TASK REQUIREMENTS: Scan the data below. Pull out each line where "auch" occurs.

EXCERPTED RECORDS:
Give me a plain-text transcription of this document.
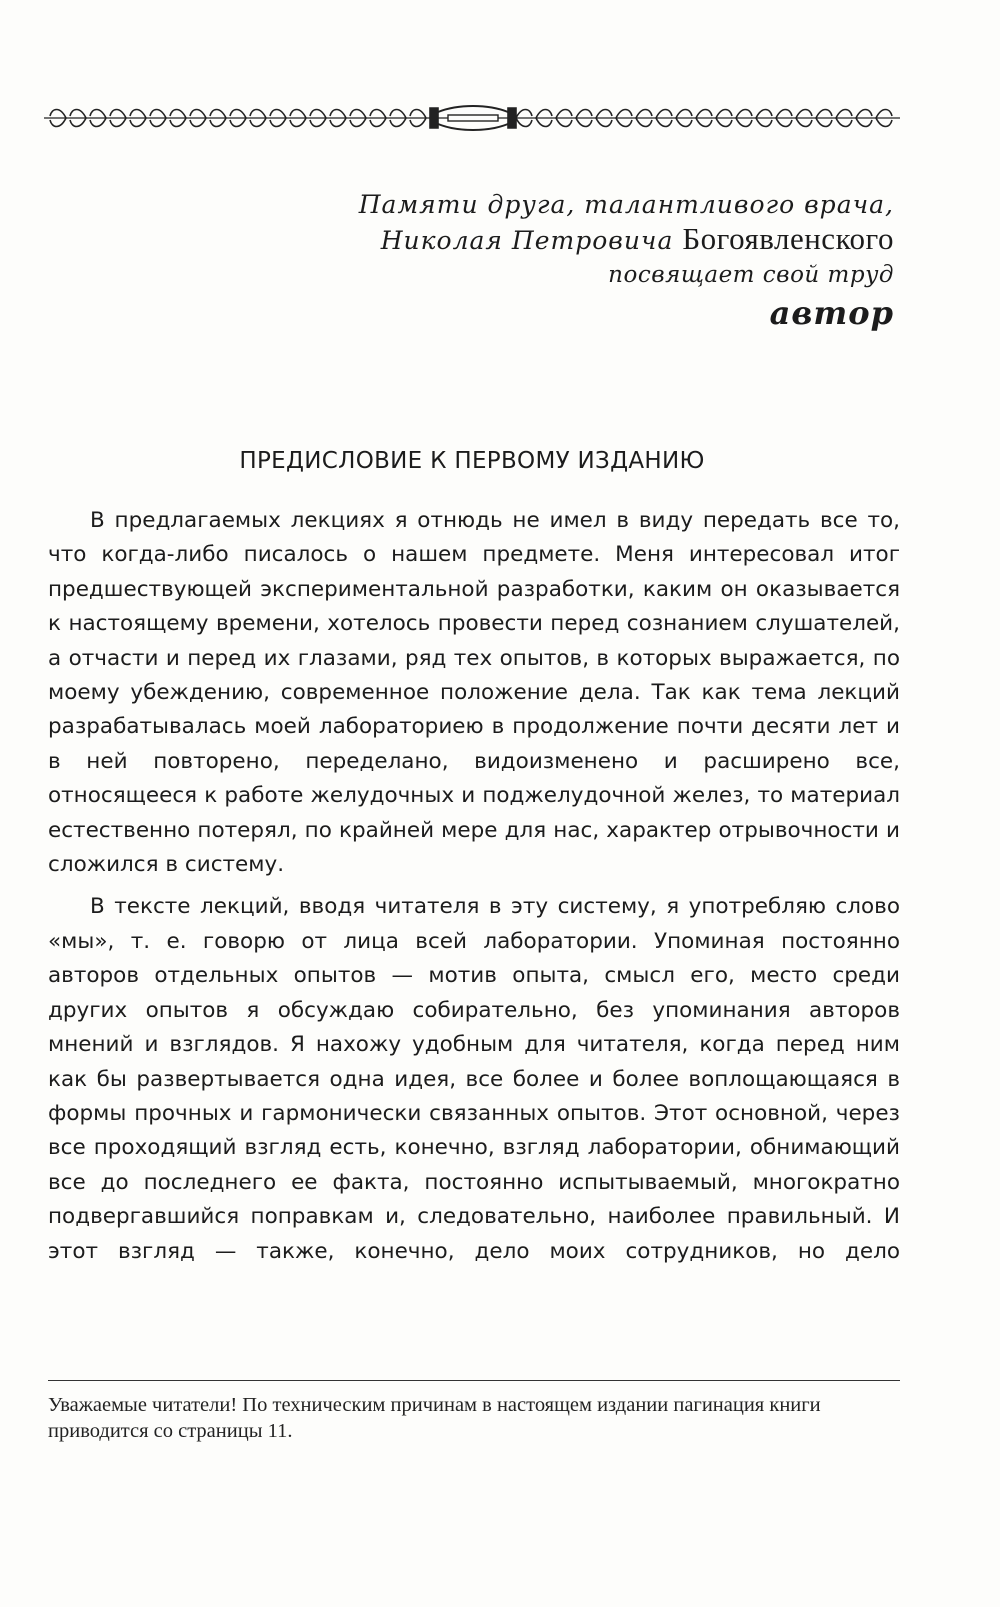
Памяти друга, талантливого врача,
Николая Петровича Богоявленского
посвящает свой труд
автор
ПРЕДИСЛОВИЕ К ПЕРВОМУ ИЗДАНИЮ

В предлагаемых лекциях я отнюдь не имел в виду передать все то, что когда-либо писалось о нашем предмете. Меня интересовал итог предшествующей экспериментальной разработки, каким он оказывается к настоящему времени, хотелось провести перед сознанием слушателей, а отчасти и перед их глазами, ряд тех опытов, в которых выражается, по моему убеждению, современное положение дела. Так как тема лекций разрабатывалась моей лабораториею в продолжение почти десяти лет и в ней повторено, переделано, видоизменено и расширено все, относящееся к работе желудочных и поджелудочной желез, то материал естественно потерял, по крайней мере для нас, характер отрывочности и сложился в систему.

В тексте лекций, вводя читателя в эту систему, я употребляю слово «мы», т. е. говорю от лица всей лаборатории. Упоминая постоянно авторов отдельных опытов — мотив опыта, смысл его, место среди других опытов я обсуждаю собирательно, без упоминания авторов мнений и взглядов. Я нахожу удобным для читателя, когда перед ним как бы развертывается одна идея, все более и более воплощающаяся в формы прочных и гармонически связанных опытов. Этот основной, через все проходящий взгляд есть, конечно, взгляд лаборатории, обнимающий все до последнего ее факта, постоянно испытываемый, многократно подвергавшийся поправкам и, следовательно, наиболее правильный. И этот взгляд — также, конечно, дело моих сотрудников, но дело

Уважаемые читатели! По техническим причинам в настоящем издании пагинация книги приводится со страницы 11.
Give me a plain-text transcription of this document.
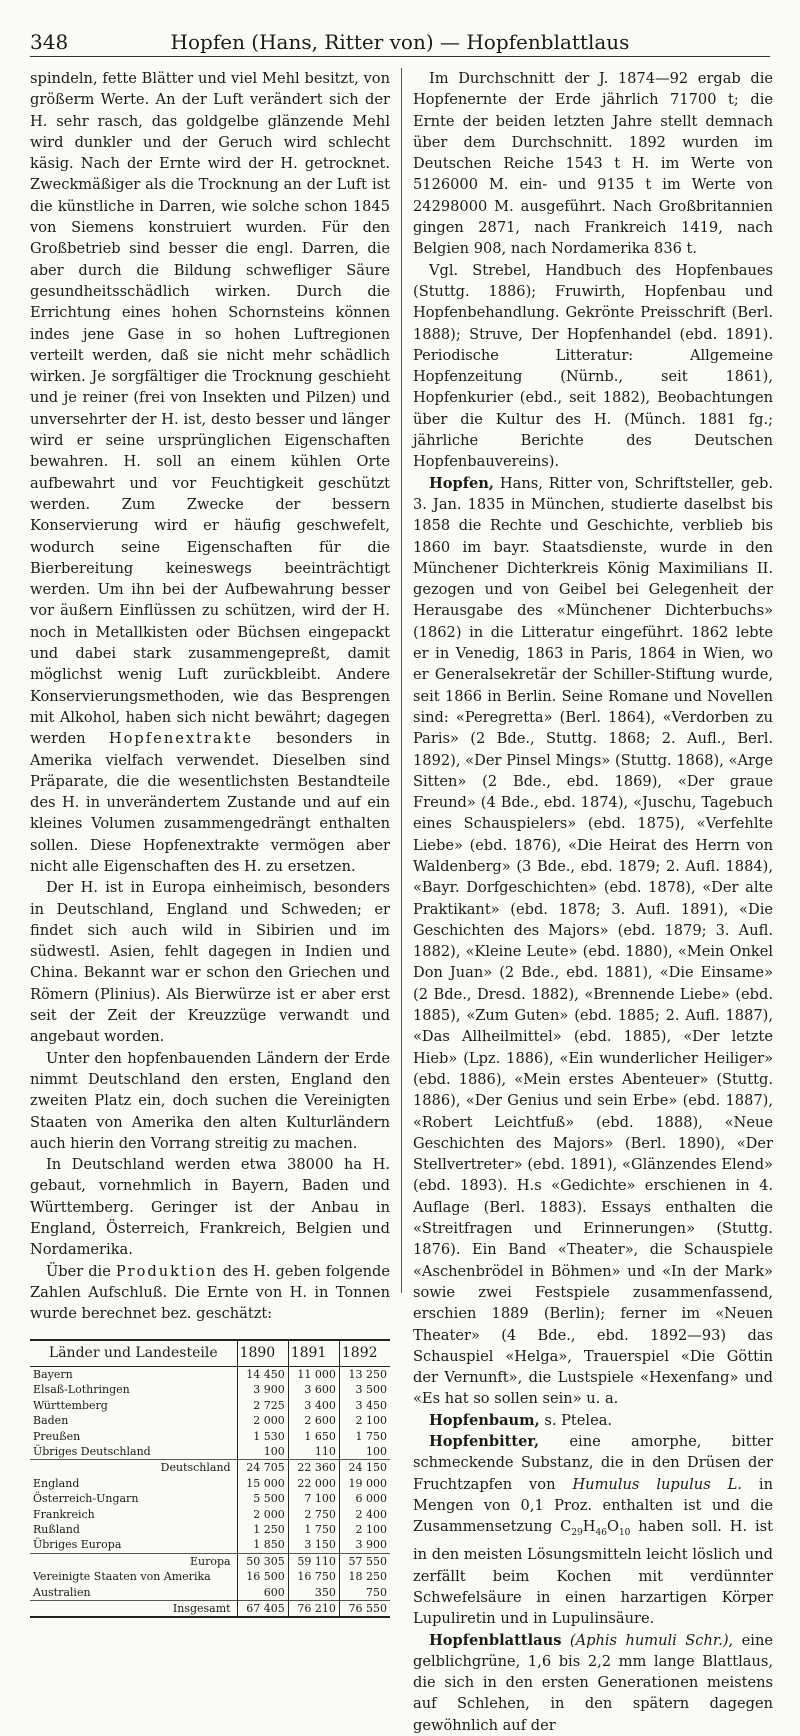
348	Hopfen (Hans, Ritter von) — Hopfenblattlaus

spindeln, fette Blätter und viel Mehl besitzt, von größerm Werte. An der Luft verändert sich der H. sehr rasch, das goldgelbe glänzende Mehl wird dunkler und der Geruch wird schlecht käsig. Nach der Ernte wird der H. getrocknet. Zweckmäßiger als die Trocknung an der Luft ist die künstliche in Darren, wie solche schon 1845 von Siemens konstruiert wurden. Für den Großbetrieb sind besser die engl. Darren, die aber durch die Bildung schwefliger Säure gesundheitsschädlich wirken. Durch die Errichtung eines hohen Schornsteins können indes jene Gase in so hohen Luftregionen verteilt werden, daß sie nicht mehr schädlich wirken. Je sorgfältiger die Trocknung geschieht und je reiner (frei von Insekten und Pilzen) und unversehrter der H. ist, desto besser und länger wird er seine ursprünglichen Eigenschaften bewahren. H. soll an einem kühlen Orte aufbewahrt und vor Feuchtigkeit geschützt werden. Zum Zwecke der bessern Konservierung wird er häufig geschwefelt, wodurch seine Eigenschaften für die Bierbereitung keineswegs beeinträchtigt werden. Um ihn bei der Aufbewahrung besser vor äußern Einflüssen zu schützen, wird der H. noch in Metallkisten oder Büchsen eingepackt und dabei stark zusammengepreßt, damit möglichst wenig Luft zurückbleibt. Andere Konservierungsmethoden, wie das Besprengen mit Alkohol, haben sich nicht bewährt; dagegen werden Hopfenextrakte besonders in Amerika vielfach verwendet. Dieselben sind Präparate, die die wesentlichsten Bestandteile des H. in unverändertem Zustande und auf ein kleines Volumen zusammengedrängt enthalten sollen. Diese Hopfenextrakte vermögen aber nicht alle Eigenschaften des H. zu ersetzen.

Der H. ist in Europa einheimisch, besonders in Deutschland, England und Schweden; er findet sich auch wild in Sibirien und im südwestl. Asien, fehlt dagegen in Indien und China. Bekannt war er schon den Griechen und Römern (Plinius). Als Bierwürze ist er aber erst seit der Zeit der Kreuzzüge verwandt und angebaut worden.

Unter den hopfenbauenden Ländern der Erde nimmt Deutschland den ersten, England den zweiten Platz ein, doch suchen die Vereinigten Staaten von Amerika den alten Kulturländern auch hierin den Vorrang streitig zu machen.

In Deutschland werden etwa 38000 ha H. gebaut, vornehmlich in Bayern, Baden und Württemberg. Geringer ist der Anbau in England, Österreich, Frankreich, Belgien und Nordamerika.

Über die Produktion des H. geben folgende Zahlen Aufschluß. Die Ernte von H. in Tonnen wurde berechnet bez. geschätzt:

Länder und Landesteile	1890	1891	1892
Bayern	14 450	11 000	13 250
Elsaß-Lothringen	3 900	3 600	3 500
Württemberg	2 725	3 400	3 450
Baden	2 000	2 600	2 100
Preußen	1 530	1 650	1 750
Übriges Deutschland	100	110	100
Deutschland	24 705	22 360	24 150
England	15 000	22 000	19 000
Österreich-Ungarn	5 500	7 100	6 000
Frankreich	2 000	2 750	2 400
Rußland	1 250	1 750	2 100
Übriges Europa	1 850	3 150	3 900
Europa	50 305	59 110	57 550
Vereinigte Staaten von Amerika	16 500	16 750	18 250
Australien	600	350	750
Insgesamt	67 405	76 210	76 550

Im Durchschnitt der J. 1874—92 ergab die Hopfenernte der Erde jährlich 71700 t; die Ernte der beiden letzten Jahre stellt demnach über dem Durchschnitt. 1892 wurden im Deutschen Reiche 1543 t H. im Werte von 5126000 M. ein- und 9135 t im Werte von 24298000 M. ausgeführt. Nach Großbritannien gingen 2871, nach Frankreich 1419, nach Belgien 908, nach Nordamerika 836 t.

Vgl. Strebel, Handbuch des Hopfenbaues (Stuttg. 1886); Fruwirth, Hopfenbau und Hopfenbehandlung. Gekrönte Preisschrift (Berl. 1888); Struve, Der Hopfenhandel (ebd. 1891). Periodische Litteratur: Allgemeine Hopfenzeitung (Nürnb., seit 1861), Hopfenkurier (ebd., seit 1882), Beobachtungen über die Kultur des H. (Münch. 1881 fg.; jährliche Berichte des Deutschen Hopfenbauvereins).

Hopfen, Hans, Ritter von, Schriftsteller, geb. 3. Jan. 1835 in München, studierte daselbst bis 1858 die Rechte und Geschichte, verblieb bis 1860 im bayr. Staatsdienste, wurde in den Münchener Dichterkreis König Maximilians II. gezogen und von Geibel bei Gelegenheit der Herausgabe des «Münchener Dichterbuchs» (1862) in die Litteratur eingeführt. 1862 lebte er in Venedig, 1863 in Paris, 1864 in Wien, wo er Generalsekretär der Schiller-Stiftung wurde, seit 1866 in Berlin. Seine Romane und Novellen sind: «Peregretta» (Berl. 1864), «Verdorben zu Paris» (2 Bde., Stuttg. 1868; 2. Aufl., Berl. 1892), «Der Pinsel Mings» (Stuttg. 1868), «Arge Sitten» (2 Bde., ebd. 1869), «Der graue Freund» (4 Bde., ebd. 1874), «Juschu, Tagebuch eines Schauspielers» (ebd. 1875), «Verfehlte Liebe» (ebd. 1876), «Die Heirat des Herrn von Waldenberg» (3 Bde., ebd. 1879; 2. Aufl. 1884), «Bayr. Dorfgeschichten» (ebd. 1878), «Der alte Praktikant» (ebd. 1878; 3. Aufl. 1891), «Die Geschichten des Majors» (ebd. 1879; 3. Aufl. 1882), «Kleine Leute» (ebd. 1880), «Mein Onkel Don Juan» (2 Bde., ebd. 1881), «Die Einsame» (2 Bde., Dresd. 1882), «Brennende Liebe» (ebd. 1885), «Zum Guten» (ebd. 1885; 2. Aufl. 1887), «Das Allheilmittel» (ebd. 1885), «Der letzte Hieb» (Lpz. 1886), «Ein wunderlicher Heiliger» (ebd. 1886), «Mein erstes Abenteuer» (Stuttg. 1886), «Der Genius und sein Erbe» (ebd. 1887), «Robert Leichtfuß» (ebd. 1888), «Neue Geschichten des Majors» (Berl. 1890), «Der Stellvertreter» (ebd. 1891), «Glänzendes Elend» (ebd. 1893). H.s «Gedichte» erschienen in 4. Auflage (Berl. 1883). Essays enthalten die «Streitfragen und Erinnerungen» (Stuttg. 1876). Ein Band «Theater», die Schauspiele «Aschenbrödel in Böhmen» und «In der Mark» sowie zwei Festspiele zusammenfassend, erschien 1889 (Berlin); ferner im «Neuen Theater» (4 Bde., ebd. 1892—93) das Schauspiel «Helga», Trauerspiel «Die Göttin der Vernunft», die Lustspiele «Hexenfang» und «Es hat so sollen sein» u. a.

Hopfenbaum, s. Ptelea.

Hopfenbitter, eine amorphe, bitter schmeckende Substanz, die in den Drüsen der Fruchtzapfen von Humulus lupulus L. in Mengen von 0,1 Proz. enthalten ist und die Zusammensetzung $C_{29}H_{46}O_{10}$ haben soll. H. ist in den meisten Lösungsmitteln leicht löslich und zerfällt beim Kochen mit verdünnter Schwefelsäure in einen harzartigen Körper Lupuliretin und in Lupulinsäure.

Hopfenblattlaus (Aphis humuli Schr.), eine gelblichgrüne, 1,6 bis 2,2 mm lange Blattlaus, die sich in den ersten Generationen meistens auf Schlehen, in den spätern dagegen gewöhnlich auf der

WORKED ANSWER:
Der H. ist in Europa einheimisch, besonders in Deutschland, England und Schweden; er findet sich auch wild in Sibirien und im südwestl. Asien, fehlt dagegen in Indien und China. Bekannt war er schon den Griechen und Römern (Plinius). Als Bierwürze ist er aber erst seit der Zeit der Kreuzzüge verwandt und angebaut worden.
Unter den hopfenbauenden Ländern der Erde nimmt Deutschland den ersten, England den zweiten Platz ein, doch suchen die Vereinigten Staaten von Amerika den alten Kulturländern auch hierin den Vorrang streitig zu machen.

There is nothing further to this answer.